[BEGIN RECORD EXCERPTS]

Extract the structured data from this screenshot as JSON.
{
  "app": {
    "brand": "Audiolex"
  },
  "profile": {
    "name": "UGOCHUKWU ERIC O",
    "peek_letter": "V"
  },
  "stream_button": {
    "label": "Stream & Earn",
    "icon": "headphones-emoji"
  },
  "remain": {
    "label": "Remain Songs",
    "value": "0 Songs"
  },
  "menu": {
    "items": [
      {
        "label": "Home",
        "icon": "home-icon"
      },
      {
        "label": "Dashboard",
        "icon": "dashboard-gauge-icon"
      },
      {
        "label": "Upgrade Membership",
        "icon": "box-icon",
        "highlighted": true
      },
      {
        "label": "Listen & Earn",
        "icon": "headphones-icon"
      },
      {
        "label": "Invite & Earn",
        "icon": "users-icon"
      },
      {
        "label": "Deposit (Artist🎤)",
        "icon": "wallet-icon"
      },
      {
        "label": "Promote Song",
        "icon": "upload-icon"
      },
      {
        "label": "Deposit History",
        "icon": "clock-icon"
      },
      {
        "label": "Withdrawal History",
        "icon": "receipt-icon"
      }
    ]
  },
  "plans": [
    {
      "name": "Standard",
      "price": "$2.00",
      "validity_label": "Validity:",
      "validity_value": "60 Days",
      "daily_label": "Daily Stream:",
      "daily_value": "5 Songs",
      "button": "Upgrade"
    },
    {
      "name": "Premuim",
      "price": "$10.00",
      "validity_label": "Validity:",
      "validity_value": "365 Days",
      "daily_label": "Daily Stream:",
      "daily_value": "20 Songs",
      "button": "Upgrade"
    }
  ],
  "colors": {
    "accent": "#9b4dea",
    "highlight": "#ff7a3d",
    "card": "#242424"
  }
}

[END RECORD EXCERPTS]

- [EXERCISE DETAILS]
Copy all the records above exactly, missing none.

- [SOLUTION FOR THIS PROBLEM]
Extract the structured data from this screenshot as JSON.
{
  "app": {
    "brand": "Audiolex"
  },
  "profile": {
    "name": "UGOCHUKWU ERIC O",
    "peek_letter": "V"
  },
  "stream_button": {
    "label": "Stream & Earn",
    "icon": "headphones-emoji"
  },
  "remain": {
    "label": "Remain Songs",
    "value": "0 Songs"
  },
  "menu": {
    "items": [
      {
        "label": "Home",
        "icon": "home-icon"
      },
      {
        "label": "Dashboard",
        "icon": "dashboard-gauge-icon"
      },
      {
        "label": "Upgrade Membership",
        "icon": "box-icon",
        "highlighted": true
      },
      {
        "label": "Listen & Earn",
        "icon": "headphones-icon"
      },
      {
        "label": "Invite & Earn",
        "icon": "users-icon"
      },
      {
        "label": "Deposit (Artist🎤)",
        "icon": "wallet-icon"
      },
      {
        "label": "Promote Song",
        "icon": "upload-icon"
      },
      {
        "label": "Deposit History",
        "icon": "clock-icon"
      },
      {
        "label": "Withdrawal History",
        "icon": "receipt-icon"
      }
    ]
  },
  "plans": [
    {
      "name": "Standard",
      "price": "$2.00",
      "validity_label": "Validity:",
      "validity_value": "60 Days",
      "daily_label": "Daily Stream:",
      "daily_value": "5 Songs",
      "button": "Upgrade"
    },
    {
      "name": "Premuim",
      "price": "$10.00",
      "validity_label": "Validity:",
      "validity_value": "365 Days",
      "daily_label": "Daily Stream:",
      "daily_value": "20 Songs",
      "button": "Upgrade"
    }
  ],
  "colors": {
    "accent": "#9b4dea",
    "highlight": "#ff7a3d",
    "card": "#242424"
  }
}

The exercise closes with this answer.